Directive - Reproduce all the lines below exactly and omit the images.

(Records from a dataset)
%%

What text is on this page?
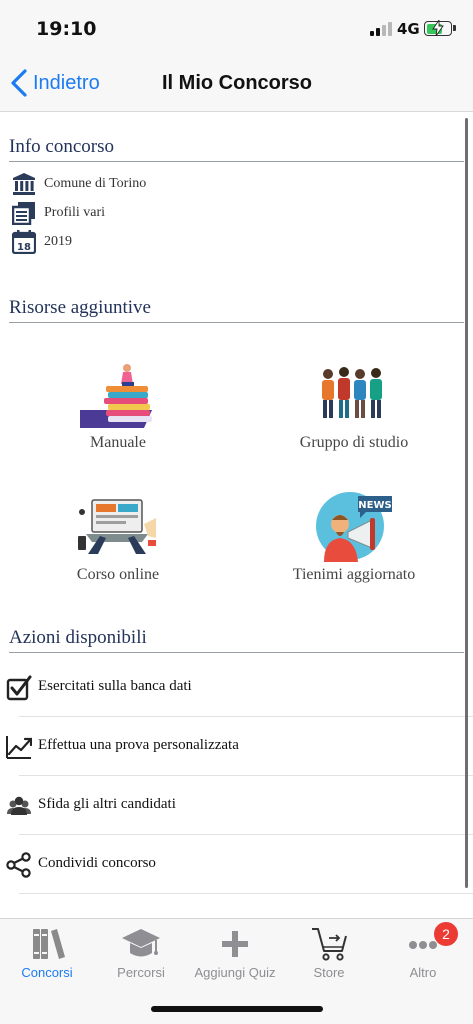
19:10	4G
Indietro	Il Mio Concorso
Info concorso
Comune di Torino
Profili vari
18 2019
Risorse aggiuntive
Manuale	Gruppo di studio
Corso online
NEWS
Tienimi aggiornato
Azioni disponibili
Esercitati sulla banca dati
Effettua una prova personalizzata
Sfida gli altri candidati
Condividi concorso
Concorsi	Percorsi	Aggiungi Quiz	Store	Altro
2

%%

The response -
What text is on this page?
19:10	4G
Indietro	Il Mio Concorso
Info concorso
Comune di Torino
Profili vari
18 2019
Risorse aggiuntive
Manuale	Gruppo di studio
Corso online
NEWS
Tienimi aggiornato
Azioni disponibili
Esercitati sulla banca dati
Effettua una prova personalizzata
Sfida gli altri candidati
Condividi concorso
Concorsi	Percorsi	Aggiungi Quiz	Store	Altro
2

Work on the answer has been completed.